[Stored data entries]
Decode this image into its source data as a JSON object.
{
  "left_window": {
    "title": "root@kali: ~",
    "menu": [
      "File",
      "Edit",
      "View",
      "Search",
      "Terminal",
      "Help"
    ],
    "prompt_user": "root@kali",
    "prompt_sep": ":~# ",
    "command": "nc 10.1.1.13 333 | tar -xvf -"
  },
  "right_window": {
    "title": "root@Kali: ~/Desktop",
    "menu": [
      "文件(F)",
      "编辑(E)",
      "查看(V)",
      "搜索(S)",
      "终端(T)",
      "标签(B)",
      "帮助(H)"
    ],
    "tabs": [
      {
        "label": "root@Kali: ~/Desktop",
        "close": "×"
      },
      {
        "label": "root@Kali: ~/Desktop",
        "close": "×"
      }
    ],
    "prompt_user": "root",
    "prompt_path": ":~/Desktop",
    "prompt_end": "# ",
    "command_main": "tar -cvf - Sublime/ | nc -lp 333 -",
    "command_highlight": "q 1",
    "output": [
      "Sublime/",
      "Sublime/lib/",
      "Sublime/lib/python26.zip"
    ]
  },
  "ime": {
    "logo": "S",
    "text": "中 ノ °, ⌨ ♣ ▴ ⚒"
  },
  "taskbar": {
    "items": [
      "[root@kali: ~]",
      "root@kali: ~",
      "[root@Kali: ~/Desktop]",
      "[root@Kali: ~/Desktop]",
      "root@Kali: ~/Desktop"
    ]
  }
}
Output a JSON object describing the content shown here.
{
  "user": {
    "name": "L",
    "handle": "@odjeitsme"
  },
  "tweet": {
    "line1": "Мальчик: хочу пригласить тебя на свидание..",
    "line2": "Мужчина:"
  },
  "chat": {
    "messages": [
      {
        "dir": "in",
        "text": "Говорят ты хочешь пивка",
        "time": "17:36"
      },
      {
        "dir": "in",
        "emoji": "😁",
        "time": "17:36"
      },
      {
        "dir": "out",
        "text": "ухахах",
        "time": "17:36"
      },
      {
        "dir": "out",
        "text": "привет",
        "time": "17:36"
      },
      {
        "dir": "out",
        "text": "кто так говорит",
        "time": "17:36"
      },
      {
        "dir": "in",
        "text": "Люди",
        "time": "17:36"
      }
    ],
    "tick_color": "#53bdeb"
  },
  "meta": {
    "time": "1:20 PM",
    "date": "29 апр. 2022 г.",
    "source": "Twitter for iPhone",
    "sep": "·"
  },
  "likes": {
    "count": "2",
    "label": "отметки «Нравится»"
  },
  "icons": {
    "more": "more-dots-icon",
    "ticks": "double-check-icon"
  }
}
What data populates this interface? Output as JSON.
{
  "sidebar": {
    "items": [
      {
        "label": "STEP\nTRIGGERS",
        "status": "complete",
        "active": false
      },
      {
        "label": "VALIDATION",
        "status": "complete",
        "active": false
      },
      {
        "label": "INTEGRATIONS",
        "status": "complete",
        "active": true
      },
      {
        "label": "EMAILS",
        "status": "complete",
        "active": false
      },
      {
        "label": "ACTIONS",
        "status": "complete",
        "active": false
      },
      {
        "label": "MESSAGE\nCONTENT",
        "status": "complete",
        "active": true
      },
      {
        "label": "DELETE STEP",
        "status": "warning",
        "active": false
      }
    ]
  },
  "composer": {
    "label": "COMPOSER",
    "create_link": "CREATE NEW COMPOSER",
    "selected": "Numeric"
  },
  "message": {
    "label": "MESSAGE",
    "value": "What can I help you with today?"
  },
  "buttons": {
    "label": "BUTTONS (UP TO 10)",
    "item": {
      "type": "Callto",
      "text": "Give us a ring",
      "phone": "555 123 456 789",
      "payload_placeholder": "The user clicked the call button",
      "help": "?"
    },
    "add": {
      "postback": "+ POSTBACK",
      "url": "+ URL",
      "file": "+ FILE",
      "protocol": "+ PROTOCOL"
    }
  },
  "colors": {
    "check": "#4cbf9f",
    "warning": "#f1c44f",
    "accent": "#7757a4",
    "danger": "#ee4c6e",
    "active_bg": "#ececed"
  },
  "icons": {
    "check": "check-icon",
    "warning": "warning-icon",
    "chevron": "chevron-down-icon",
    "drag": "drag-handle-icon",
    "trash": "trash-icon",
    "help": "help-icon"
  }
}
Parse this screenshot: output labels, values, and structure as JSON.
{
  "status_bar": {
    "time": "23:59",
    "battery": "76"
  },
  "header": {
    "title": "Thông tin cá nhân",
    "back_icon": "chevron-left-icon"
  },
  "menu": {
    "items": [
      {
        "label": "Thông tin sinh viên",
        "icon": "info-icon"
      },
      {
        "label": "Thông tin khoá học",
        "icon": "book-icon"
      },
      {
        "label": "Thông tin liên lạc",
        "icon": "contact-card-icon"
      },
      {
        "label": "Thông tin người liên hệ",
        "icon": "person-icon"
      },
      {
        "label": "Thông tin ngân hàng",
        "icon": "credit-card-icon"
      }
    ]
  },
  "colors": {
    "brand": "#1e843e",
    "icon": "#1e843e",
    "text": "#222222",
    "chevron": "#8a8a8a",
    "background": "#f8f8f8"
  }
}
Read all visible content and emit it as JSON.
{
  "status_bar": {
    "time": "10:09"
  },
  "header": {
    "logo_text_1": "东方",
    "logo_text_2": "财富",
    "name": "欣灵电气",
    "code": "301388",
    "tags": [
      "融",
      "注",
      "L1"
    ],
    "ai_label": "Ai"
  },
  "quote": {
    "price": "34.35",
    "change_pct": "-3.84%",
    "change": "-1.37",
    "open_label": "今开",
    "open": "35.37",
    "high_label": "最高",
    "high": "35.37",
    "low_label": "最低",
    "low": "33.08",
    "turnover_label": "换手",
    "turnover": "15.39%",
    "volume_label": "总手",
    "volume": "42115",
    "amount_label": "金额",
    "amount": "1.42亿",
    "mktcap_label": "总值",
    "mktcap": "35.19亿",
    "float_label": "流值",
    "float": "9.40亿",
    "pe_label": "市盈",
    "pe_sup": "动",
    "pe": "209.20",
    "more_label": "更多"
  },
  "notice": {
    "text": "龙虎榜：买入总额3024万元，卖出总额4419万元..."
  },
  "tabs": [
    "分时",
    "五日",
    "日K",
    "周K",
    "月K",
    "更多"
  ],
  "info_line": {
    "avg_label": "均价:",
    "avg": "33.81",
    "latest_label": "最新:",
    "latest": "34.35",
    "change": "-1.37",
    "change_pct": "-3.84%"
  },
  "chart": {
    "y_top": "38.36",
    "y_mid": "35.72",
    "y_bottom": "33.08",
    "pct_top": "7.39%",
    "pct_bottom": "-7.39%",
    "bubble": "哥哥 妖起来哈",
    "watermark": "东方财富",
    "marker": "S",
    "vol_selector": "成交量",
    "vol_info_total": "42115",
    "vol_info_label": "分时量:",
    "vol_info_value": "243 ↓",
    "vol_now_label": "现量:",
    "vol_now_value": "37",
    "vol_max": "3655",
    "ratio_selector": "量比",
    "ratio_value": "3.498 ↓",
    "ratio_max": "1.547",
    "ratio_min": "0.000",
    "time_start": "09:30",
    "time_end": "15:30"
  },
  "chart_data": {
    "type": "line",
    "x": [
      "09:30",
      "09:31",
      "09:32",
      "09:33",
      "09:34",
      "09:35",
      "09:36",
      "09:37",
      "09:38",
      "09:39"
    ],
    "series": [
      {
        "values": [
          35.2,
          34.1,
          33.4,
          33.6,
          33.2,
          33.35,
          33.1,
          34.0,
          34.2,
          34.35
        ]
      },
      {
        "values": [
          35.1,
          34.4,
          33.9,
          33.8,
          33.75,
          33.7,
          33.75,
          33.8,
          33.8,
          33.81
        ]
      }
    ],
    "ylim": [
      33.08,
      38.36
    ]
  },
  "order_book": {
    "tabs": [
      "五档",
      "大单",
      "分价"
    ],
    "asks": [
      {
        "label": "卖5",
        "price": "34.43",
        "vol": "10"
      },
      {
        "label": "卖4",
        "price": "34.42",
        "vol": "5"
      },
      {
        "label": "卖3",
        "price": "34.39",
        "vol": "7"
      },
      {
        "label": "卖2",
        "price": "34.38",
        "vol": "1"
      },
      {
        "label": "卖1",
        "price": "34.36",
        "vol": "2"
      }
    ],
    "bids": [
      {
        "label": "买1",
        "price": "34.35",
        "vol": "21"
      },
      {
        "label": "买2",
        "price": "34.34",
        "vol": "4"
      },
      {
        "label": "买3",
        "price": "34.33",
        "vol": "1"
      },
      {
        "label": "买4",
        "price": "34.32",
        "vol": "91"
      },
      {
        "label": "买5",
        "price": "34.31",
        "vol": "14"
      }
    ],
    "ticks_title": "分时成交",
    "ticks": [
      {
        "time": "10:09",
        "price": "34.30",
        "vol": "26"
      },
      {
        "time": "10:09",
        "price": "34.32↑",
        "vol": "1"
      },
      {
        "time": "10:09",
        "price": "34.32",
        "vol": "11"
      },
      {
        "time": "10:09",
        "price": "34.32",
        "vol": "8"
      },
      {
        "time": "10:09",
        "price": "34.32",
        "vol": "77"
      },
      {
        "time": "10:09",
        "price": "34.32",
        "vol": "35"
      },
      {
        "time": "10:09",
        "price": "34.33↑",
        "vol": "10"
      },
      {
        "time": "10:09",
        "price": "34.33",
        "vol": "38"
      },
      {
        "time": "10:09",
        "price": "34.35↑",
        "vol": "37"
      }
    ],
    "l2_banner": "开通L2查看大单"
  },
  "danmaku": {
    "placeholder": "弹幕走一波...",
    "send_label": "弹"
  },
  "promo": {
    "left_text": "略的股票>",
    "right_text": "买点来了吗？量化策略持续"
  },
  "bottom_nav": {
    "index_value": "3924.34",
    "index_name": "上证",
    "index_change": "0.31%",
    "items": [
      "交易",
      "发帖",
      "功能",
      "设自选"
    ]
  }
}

**Your objective**
What is the number of lines in the listing that contain the string "check"? Reply with that number alone.

**Right answer**
3